(Rows from a dataset)
>> Begin
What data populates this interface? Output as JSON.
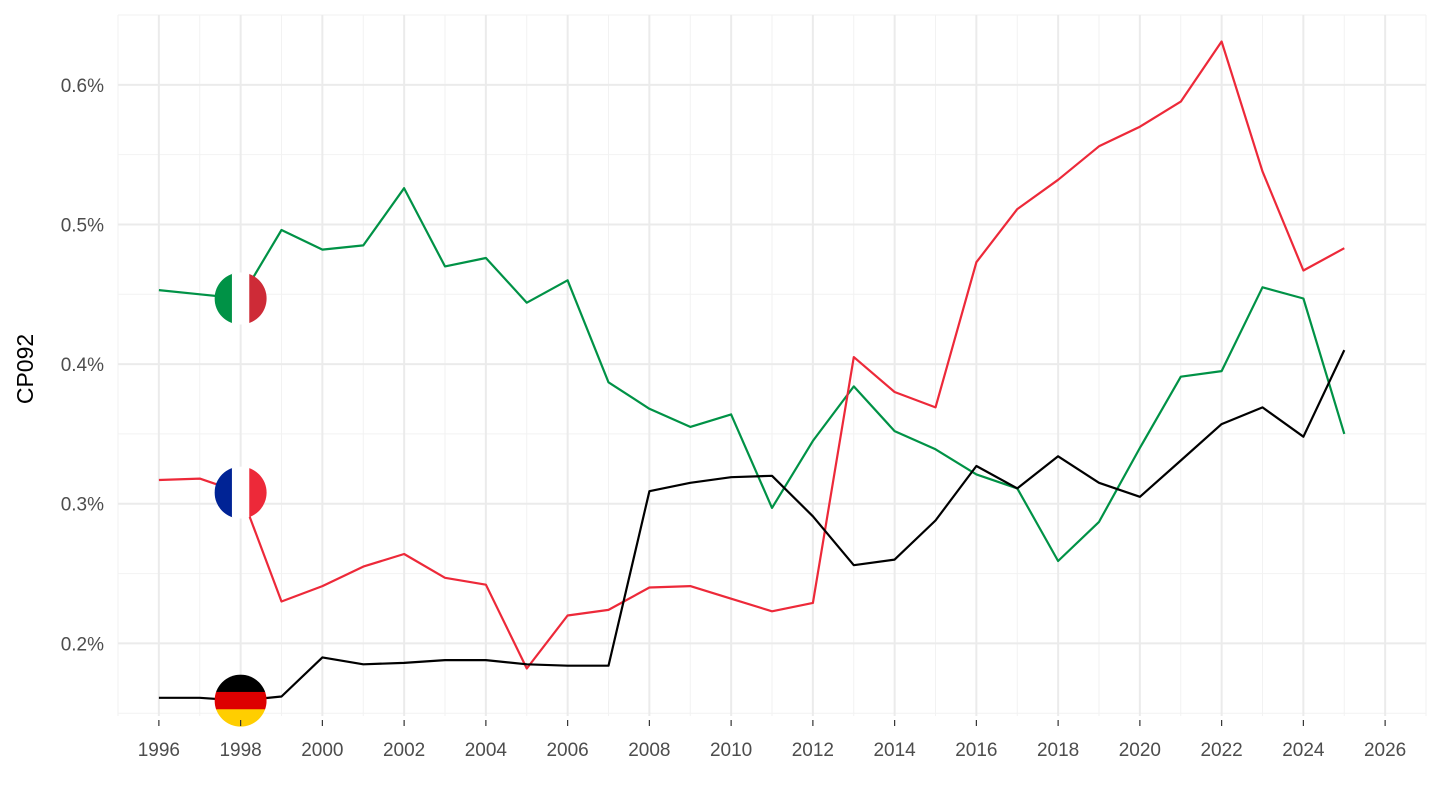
{
  "chart_data": {
    "type": "line",
    "ylabel": "CP092",
    "xlabel": "",
    "x": [
      1996,
      1997,
      1998,
      1999,
      2000,
      2001,
      2002,
      2003,
      2004,
      2005,
      2006,
      2007,
      2008,
      2009,
      2010,
      2011,
      2012,
      2013,
      2014,
      2015,
      2016,
      2017,
      2018,
      2019,
      2020,
      2021,
      2022,
      2023,
      2024,
      2025
    ],
    "xlim": [
      1995,
      2027
    ],
    "ylim": [
      0.148,
      0.65
    ],
    "x_ticks": [
      1996,
      1998,
      2000,
      2002,
      2004,
      2006,
      2008,
      2010,
      2012,
      2014,
      2016,
      2018,
      2020,
      2022,
      2024,
      2026
    ],
    "y_ticks": [
      0.2,
      0.3,
      0.4,
      0.5,
      0.6
    ],
    "y_tick_labels": [
      "0.2%",
      "0.3%",
      "0.4%",
      "0.5%",
      "0.6%"
    ],
    "grid": true,
    "legend": "flags at 1998",
    "flag_year": 1998,
    "series": [
      {
        "country": "Italy",
        "flag_icon": "italy-flag-icon",
        "color": "#009246",
        "values": [
          0.453,
          0.45,
          0.447,
          0.496,
          0.482,
          0.485,
          0.526,
          0.47,
          0.476,
          0.444,
          0.46,
          0.387,
          0.368,
          0.355,
          0.364,
          0.297,
          0.345,
          0.384,
          0.352,
          0.339,
          0.321,
          0.311,
          0.259,
          0.287,
          0.34,
          0.391,
          0.395,
          0.455,
          0.447,
          0.35
        ]
      },
      {
        "country": "France",
        "flag_icon": "france-flag-icon",
        "color": "#ed2939",
        "values": [
          0.317,
          0.318,
          0.308,
          0.23,
          0.241,
          0.255,
          0.264,
          0.247,
          0.242,
          0.182,
          0.22,
          0.224,
          0.24,
          0.241,
          0.232,
          0.223,
          0.229,
          0.405,
          0.38,
          0.369,
          0.473,
          0.511,
          0.532,
          0.556,
          0.57,
          0.588,
          0.631,
          0.538,
          0.467,
          0.483
        ]
      },
      {
        "country": "Germany",
        "flag_icon": "germany-flag-icon",
        "color": "#000000",
        "values": [
          0.161,
          0.161,
          0.159,
          0.162,
          0.19,
          0.185,
          0.186,
          0.188,
          0.188,
          0.185,
          0.184,
          0.184,
          0.309,
          0.315,
          0.319,
          0.32,
          0.291,
          0.256,
          0.26,
          0.288,
          0.327,
          0.311,
          0.334,
          0.315,
          0.305,
          0.331,
          0.357,
          0.369,
          0.348,
          0.41
        ]
      }
    ]
  }
}
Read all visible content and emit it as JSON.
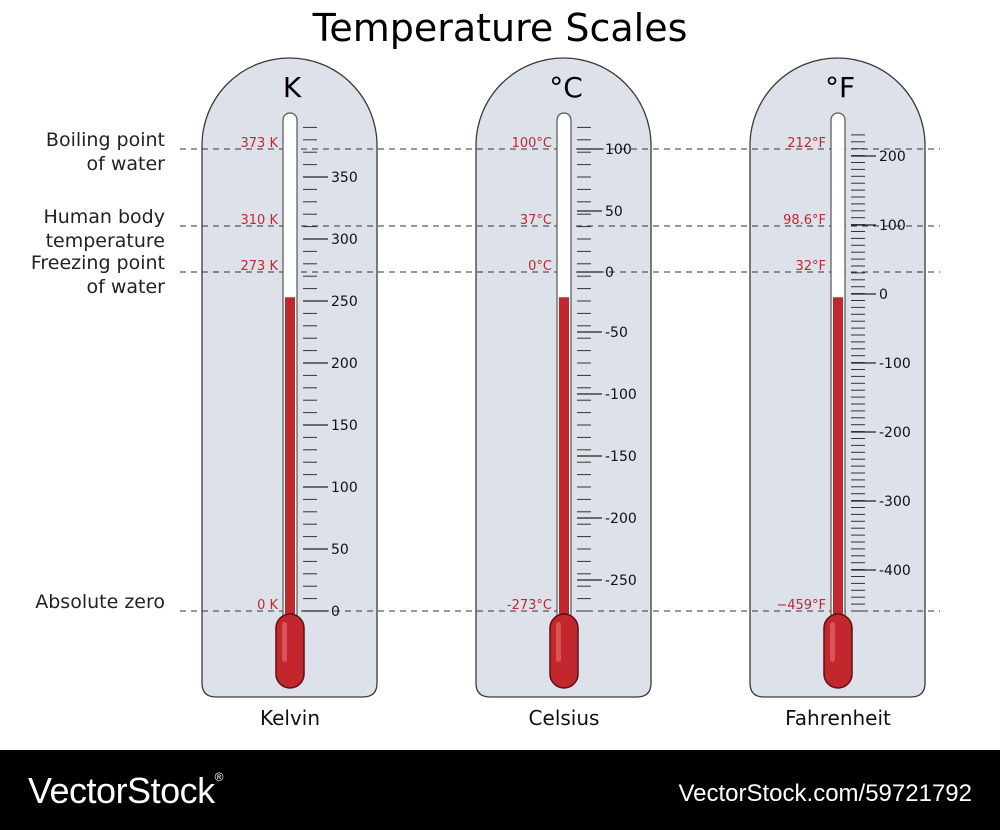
{
  "title": "Temperature Scales",
  "reference_labels": [
    {
      "lines": [
        "Boiling point",
        "of water"
      ]
    },
    {
      "lines": [
        "Human body",
        "temperature"
      ]
    },
    {
      "lines": [
        "Freezing point",
        "of water"
      ]
    },
    {
      "lines": [
        "Absolute zero"
      ]
    }
  ],
  "thermometers": [
    {
      "symbol": "K",
      "name": "Kelvin",
      "ticks": [
        "0",
        "50",
        "100",
        "150",
        "200",
        "250",
        "300",
        "350"
      ],
      "marks": [
        "373 K",
        "310 K",
        "273 K",
        "0 K"
      ]
    },
    {
      "symbol": "°C",
      "name": "Celsius",
      "ticks": [
        "-250",
        "-200",
        "-150",
        "-100",
        "-50",
        "0",
        "50",
        "100"
      ],
      "marks": [
        "100°C",
        "37°C",
        "0°C",
        "-273°C"
      ]
    },
    {
      "symbol": "°F",
      "name": "Fahrenheit",
      "ticks": [
        "-400",
        "-300",
        "-200",
        "-100",
        "0",
        "100",
        "200"
      ],
      "marks": [
        "212°F",
        "98.6°F",
        "32°F",
        "−459°F"
      ]
    }
  ],
  "mercury_level": 0.63,
  "colors": {
    "mercury": "#c1272d",
    "mark_text": "#c1272d",
    "body_fill": "#dde2ea",
    "body_stroke": "#3a3a3a"
  },
  "footer": {
    "brand": "VectorStock",
    "brand_mark": "®",
    "reference": "VectorStock.com/59721792"
  }
}
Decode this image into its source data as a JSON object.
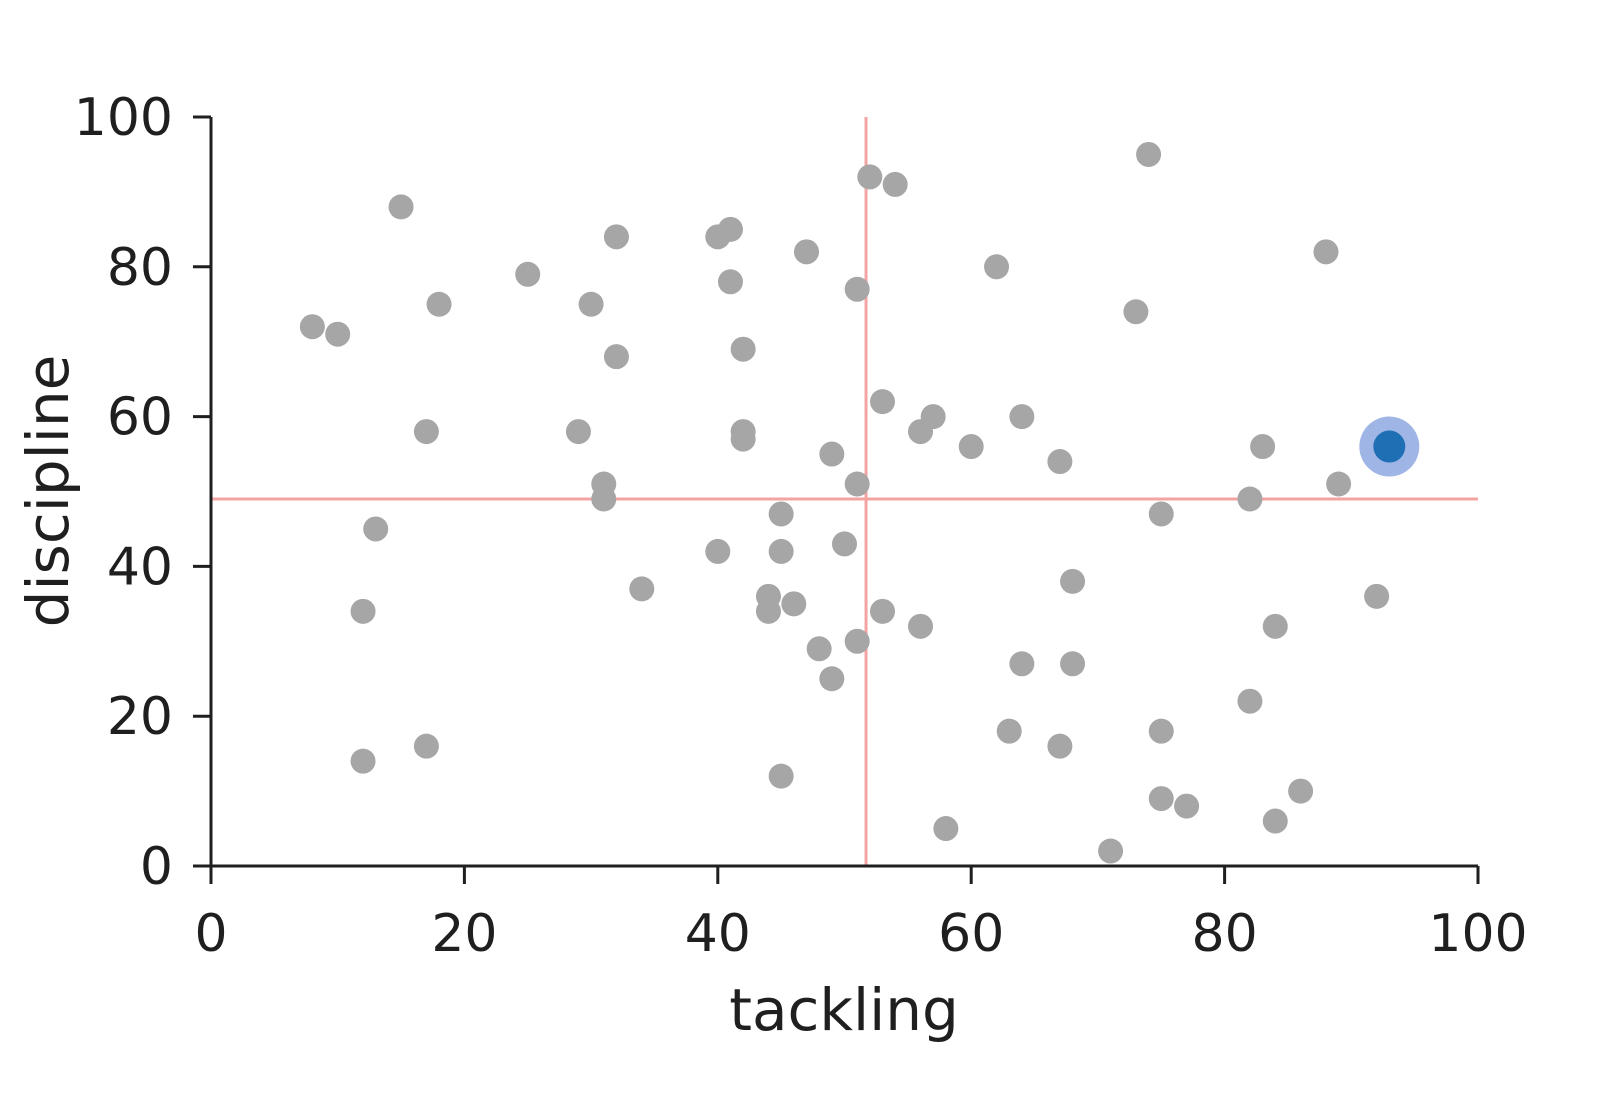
{
  "chart_data": {
    "type": "scatter",
    "xlabel": "tackling",
    "ylabel": "discipline",
    "xlim": [
      0,
      100
    ],
    "ylim": [
      0,
      100
    ],
    "xticks": [
      0,
      20,
      40,
      60,
      80,
      100
    ],
    "yticks": [
      0,
      20,
      40,
      60,
      80,
      100
    ],
    "grid": false,
    "reference_lines": {
      "x": 51.7,
      "y": 49,
      "color": "#f4a3a3"
    },
    "point_color": "#a6a6a6",
    "highlight_color": "#1f6fb5",
    "highlight_halo_color": "#9fb5e6",
    "points": [
      [
        74,
        95
      ],
      [
        52,
        92
      ],
      [
        54,
        91
      ],
      [
        15,
        88
      ],
      [
        41,
        85
      ],
      [
        40,
        84
      ],
      [
        32,
        84
      ],
      [
        47,
        82
      ],
      [
        88,
        82
      ],
      [
        62,
        80
      ],
      [
        25,
        79
      ],
      [
        41,
        78
      ],
      [
        51,
        77
      ],
      [
        18,
        75
      ],
      [
        30,
        75
      ],
      [
        73,
        74
      ],
      [
        8,
        72
      ],
      [
        10,
        71
      ],
      [
        42,
        69
      ],
      [
        32,
        68
      ],
      [
        53,
        62
      ],
      [
        57,
        60
      ],
      [
        64,
        60
      ],
      [
        17,
        58
      ],
      [
        29,
        58
      ],
      [
        42,
        58
      ],
      [
        56,
        58
      ],
      [
        42,
        57
      ],
      [
        60,
        56
      ],
      [
        83,
        56
      ],
      [
        49,
        55
      ],
      [
        67,
        54
      ],
      [
        31,
        51
      ],
      [
        51,
        51
      ],
      [
        89,
        51
      ],
      [
        31,
        49
      ],
      [
        82,
        49
      ],
      [
        45,
        47
      ],
      [
        75,
        47
      ],
      [
        13,
        45
      ],
      [
        50,
        43
      ],
      [
        40,
        42
      ],
      [
        45,
        42
      ],
      [
        68,
        38
      ],
      [
        34,
        37
      ],
      [
        44,
        36
      ],
      [
        92,
        36
      ],
      [
        46,
        35
      ],
      [
        12,
        34
      ],
      [
        44,
        34
      ],
      [
        53,
        34
      ],
      [
        56,
        32
      ],
      [
        84,
        32
      ],
      [
        51,
        30
      ],
      [
        48,
        29
      ],
      [
        64,
        27
      ],
      [
        68,
        27
      ],
      [
        49,
        25
      ],
      [
        82,
        22
      ],
      [
        63,
        18
      ],
      [
        75,
        18
      ],
      [
        17,
        16
      ],
      [
        67,
        16
      ],
      [
        12,
        14
      ],
      [
        45,
        12
      ],
      [
        86,
        10
      ],
      [
        75,
        9
      ],
      [
        77,
        8
      ],
      [
        84,
        6
      ],
      [
        58,
        5
      ],
      [
        71,
        2
      ]
    ],
    "highlighted": [
      93,
      56
    ]
  }
}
>> End
Tally the lines holding the string "VectorStock" and give only the count.

2